— Problem set —
1 > Who took the photo posted in the forum thread about the Kansas City Public Library?
2 > Write the next part of the forum thread about the Kansas City Public Library, picking up after its final line.

# Thought I'd Share



## David Pence (Dec 5, 2008)

This is the Kansas City Public Library ... I noticed something about it others here may notice as well.

The photo was taken by Jonathan Moreau.


----------



## Aisteru (Dec 6, 2008)

J.R.R. Tolkien FTW!


----------



## chrysophalax (Dec 6, 2008)

Pretty cool facade!


----------



## YayGollum (Dec 6, 2008)

The first thing that I thought was ---> "Wow! I must have been reading the abridged versions of some of those stories! No fair!"


----------



## Barliman Butterbur (Dec 7, 2008)

Ha! Very phancy photoshopping! 

Barley


----------



## Prince of Cats (Dec 7, 2008)

Barliman Butterbur said:


> Ha! Very phancy photoshopping!
> 
> Barley



Actually, Barliman, I believe that's a real photograph. Here's another angle of the other side of the entrance


----------



## Barliman Butterbur (Dec 7, 2008)

— Extracted material —
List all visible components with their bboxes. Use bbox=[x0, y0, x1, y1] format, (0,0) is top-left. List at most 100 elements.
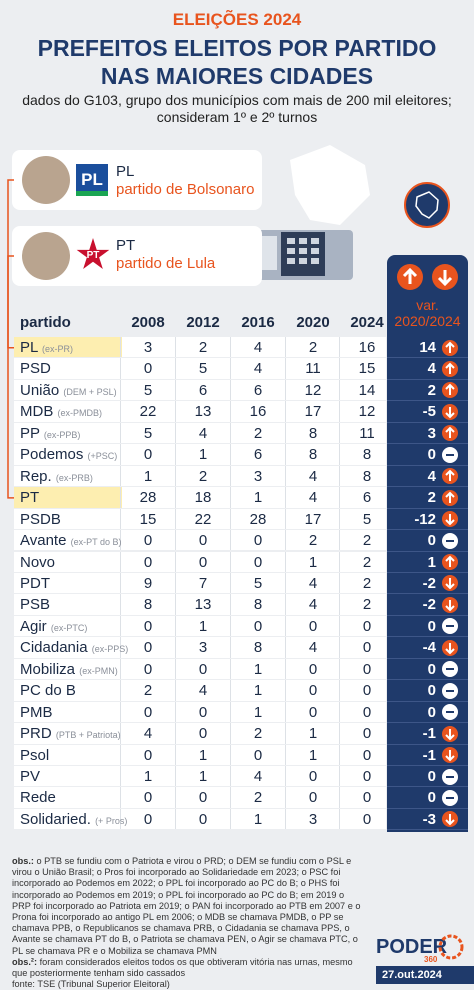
value-cell: 11 bbox=[305, 360, 321, 378]
cell-sep bbox=[339, 615, 340, 637]
column-header: 2024 bbox=[350, 314, 384, 331]
cell-sep bbox=[230, 358, 231, 379]
party-name: PC do B bbox=[20, 682, 76, 700]
value-cell: 0 bbox=[362, 703, 372, 721]
subtitle: dados do G103, grupo dos municípios com … bbox=[0, 92, 474, 126]
cell-sep bbox=[230, 444, 231, 465]
cell-sep bbox=[175, 658, 176, 680]
var-icon bbox=[442, 446, 458, 463]
value-cell: 1 bbox=[143, 467, 153, 485]
var-icon bbox=[442, 596, 458, 613]
value-cell: 8 bbox=[308, 446, 318, 464]
value-cell: 1 bbox=[143, 768, 153, 785]
value-cell: 2 bbox=[253, 789, 263, 807]
cell-sep bbox=[285, 723, 286, 744]
date: 27.out.2024 bbox=[376, 966, 474, 984]
cell-sep bbox=[339, 701, 340, 723]
column-header: 2008 bbox=[131, 314, 165, 331]
cell-sep bbox=[120, 444, 121, 465]
value-cell: 17 bbox=[304, 403, 322, 421]
value-cell: 2 bbox=[143, 682, 153, 700]
cell-sep bbox=[285, 508, 286, 530]
cell-sep bbox=[339, 551, 340, 572]
cell-sep bbox=[285, 594, 286, 615]
column-header: 2012 bbox=[186, 314, 220, 331]
cell-sep bbox=[120, 530, 121, 551]
party-cell: PC do B bbox=[20, 680, 76, 701]
cell-sep bbox=[285, 680, 286, 701]
value-cell: 0 bbox=[143, 810, 153, 828]
party-cell: Psol bbox=[20, 745, 49, 766]
cell-sep bbox=[175, 530, 176, 551]
note: obs.²: foram considerados eleitos todos … bbox=[12, 957, 362, 979]
value-cell: 2 bbox=[253, 424, 263, 442]
var-icon bbox=[442, 618, 458, 635]
photo bbox=[22, 232, 70, 280]
party-note: (ex-PT do B) bbox=[70, 537, 122, 548]
row-bg bbox=[14, 358, 386, 379]
icon-arrow bbox=[445, 341, 455, 353]
value-cell: 4 bbox=[308, 489, 318, 507]
cell-sep bbox=[175, 723, 176, 744]
cell-sep bbox=[285, 358, 286, 379]
cell-sep bbox=[339, 594, 340, 615]
row-sep bbox=[387, 636, 468, 638]
cell-sep bbox=[120, 701, 121, 723]
var-value: 14 bbox=[419, 339, 436, 356]
brand: PODER bbox=[376, 936, 448, 958]
icon-arrow bbox=[445, 599, 455, 612]
party-name: PSDB bbox=[20, 510, 61, 528]
party-name: PL bbox=[20, 339, 38, 356]
party-cell: PSB bbox=[20, 594, 50, 615]
cell-sep bbox=[175, 615, 176, 637]
row-bg bbox=[14, 766, 386, 787]
var-value: -2 bbox=[422, 574, 436, 592]
value-cell: 0 bbox=[198, 532, 208, 550]
var-icon bbox=[442, 639, 458, 656]
var-value: 4 bbox=[427, 467, 436, 485]
cell-sep bbox=[120, 401, 121, 422]
party-cell: PRD (PTB + Patriota) bbox=[20, 723, 121, 746]
cell-sep bbox=[230, 594, 231, 615]
party-note: (ex-PR) bbox=[41, 344, 73, 354]
party-note: (ex-PMDB) bbox=[57, 408, 103, 419]
cell-sep bbox=[339, 787, 340, 808]
cell-sep bbox=[285, 337, 286, 358]
cell-sep bbox=[120, 379, 121, 401]
cell-sep bbox=[285, 658, 286, 680]
var-icon bbox=[442, 339, 458, 356]
cell-sep bbox=[285, 701, 286, 723]
party-cell: Rep. (ex-PRB) bbox=[20, 466, 93, 489]
value-cell: 17 bbox=[304, 510, 322, 528]
note-text: o PTB se fundiu com o Patriota e virou o… bbox=[12, 856, 361, 956]
var-value: 1 bbox=[427, 553, 436, 571]
value-cell: 0 bbox=[253, 617, 263, 635]
var-value: 0 bbox=[427, 703, 436, 721]
cell-sep bbox=[339, 808, 340, 830]
column-header: 2016 bbox=[241, 314, 275, 331]
cell-sep bbox=[230, 530, 231, 551]
value-cell: 8 bbox=[253, 596, 263, 614]
value-cell: 13 bbox=[194, 596, 212, 614]
value-cell: 2 bbox=[253, 725, 263, 743]
row-bg bbox=[14, 530, 386, 551]
party-name: Rep. bbox=[20, 467, 52, 485]
value-cell: 4 bbox=[253, 360, 263, 378]
value-cell: 0 bbox=[362, 789, 372, 807]
cell-sep bbox=[230, 701, 231, 723]
value-cell: 0 bbox=[198, 725, 208, 743]
value-cell: 8 bbox=[253, 639, 263, 657]
value-cell: 8 bbox=[362, 467, 372, 485]
var-value: 2 bbox=[427, 489, 436, 507]
party-name: PSB bbox=[20, 596, 51, 614]
var-header-line: 2020/2024 bbox=[394, 313, 461, 329]
value-cell: 4 bbox=[253, 339, 263, 356]
cell-sep bbox=[285, 401, 286, 422]
cell-sep bbox=[175, 766, 176, 787]
subtitle-line: consideram 1º e 2º turnos bbox=[156, 109, 318, 125]
cell-sep bbox=[339, 530, 340, 551]
value-cell: 0 bbox=[143, 617, 153, 635]
icon-arrow bbox=[445, 642, 455, 655]
row-sep bbox=[387, 743, 468, 745]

— Replies —
1 > Jonathan Moreau

2 >
Prince of Cats said:


> Actually, Barliman, I believe that's a real photograph. Here's another angle of the other side of the entrance



Even better! 

Barley


----------



## e.Blackstar (Dec 8, 2008)

That is SO COOL.


----------



## Firawyn (Dec 8, 2008)

That's brilliant! I'm saving that picture to my computer! (may even put it on my desktop background!)...(may even take a trip to Kansas City!)


----------



## Ingwë (Dec 27, 2008)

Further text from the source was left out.